-- Working data start --

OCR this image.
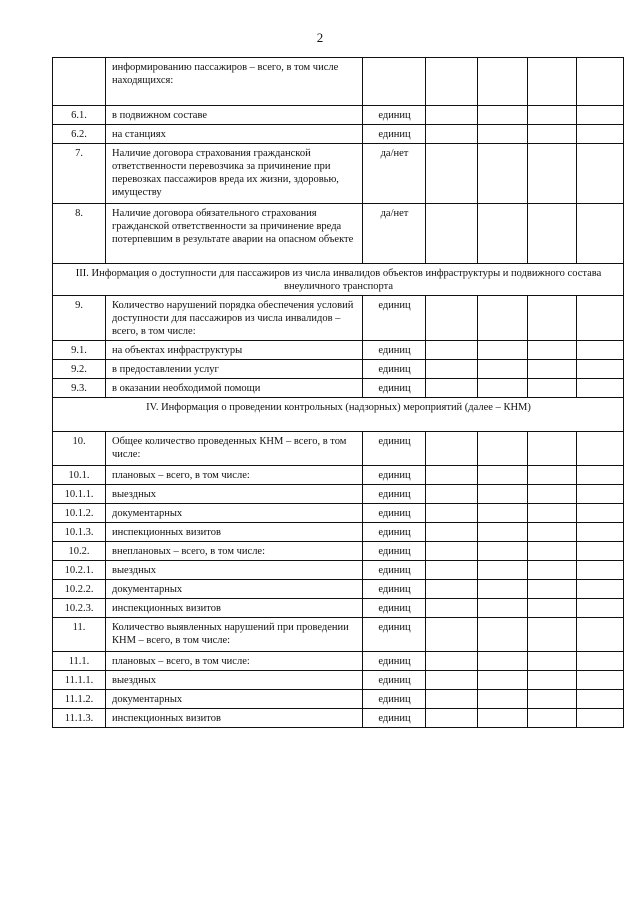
2
	информированию пассажиров – всего, в том числе находящихся:					
6.1.	в подвижном составе	единиц				
6.2.	на станциях	единиц				
7.	Наличие договора страхования гражданской ответственности перевозчика за причинение при перевозках пассажиров вреда их жизни, здоровью, имуществу	да/нет				
8.	Наличие договора обязательного страхования гражданской ответственности за причинение вреда потерпевшим в результате аварии на опасном объекте	да/нет				
III. Информация о доступности для пассажиров из числа инвалидов объектов инфраструктуры и подвижного состава внеуличного транспорта						
9.	Количество нарушений порядка обеспечения условий доступности для пассажиров из числа инвалидов – всего, в том числе:	единиц				
9.1.	на объектах инфраструктуры	единиц				
9.2.	в предоставлении услуг	единиц				
9.3.	в оказании необходимой помощи	единиц				
IV. Информация о проведении контрольных (надзорных) мероприятий (далее – КНМ)						
10.	Общее количество проведенных КНМ – всего, в том числе:	единиц				
10.1.	плановых – всего, в том числе:	единиц				
10.1.1.	выездных	единиц				
10.1.2.	документарных	единиц				
10.1.3.	инспекционных визитов	единиц				
10.2.	внеплановых – всего, в том числе:	единиц				
10.2.1.	выездных	единиц				
10.2.2.	документарных	единиц				
10.2.3.	инспекционных визитов	единиц				
11.	Количество выявленных нарушений при проведении КНМ – всего, в том числе:	единиц				
11.1.	плановых – всего, в том числе:	единиц				
11.1.1.	выездных	единиц				
11.1.2.	документарных	единиц				
11.1.3.	инспекционных визитов	единиц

-- Working data end --

Set task — All of the entries above should be duplicated exactly, except for the pictures.

Written answer —
OCR this image.
2
	информированию пассажиров – всего, в том числе находящихся:					
6.1.	в подвижном составе	единиц				
6.2.	на станциях	единиц				
7.	Наличие договора страхования гражданской ответственности перевозчика за причинение при перевозках пассажиров вреда их жизни, здоровью, имуществу	да/нет				
8.	Наличие договора обязательного страхования гражданской ответственности за причинение вреда потерпевшим в результате аварии на опасном объекте	да/нет				
III. Информация о доступности для пассажиров из числа инвалидов объектов инфраструктуры и подвижного состава внеуличного транспорта						
9.	Количество нарушений порядка обеспечения условий доступности для пассажиров из числа инвалидов – всего, в том числе:	единиц				
9.1.	на объектах инфраструктуры	единиц				
9.2.	в предоставлении услуг	единиц				
9.3.	в оказании необходимой помощи	единиц				
IV. Информация о проведении контрольных (надзорных) мероприятий (далее – КНМ)						
10.	Общее количество проведенных КНМ – всего, в том числе:	единиц				
10.1.	плановых – всего, в том числе:	единиц				
10.1.1.	выездных	единиц				
10.1.2.	документарных	единиц				
10.1.3.	инспекционных визитов	единиц				
10.2.	внеплановых – всего, в том числе:	единиц				
10.2.1.	выездных	единиц				
10.2.2.	документарных	единиц				
10.2.3.	инспекционных визитов	единиц				
11.	Количество выявленных нарушений при проведении КНМ – всего, в том числе:	единиц				
11.1.	плановых – всего, в том числе:	единиц				
11.1.1.	выездных	единиц				
11.1.2.	документарных	единиц				
11.1.3.	инспекционных визитов	единиц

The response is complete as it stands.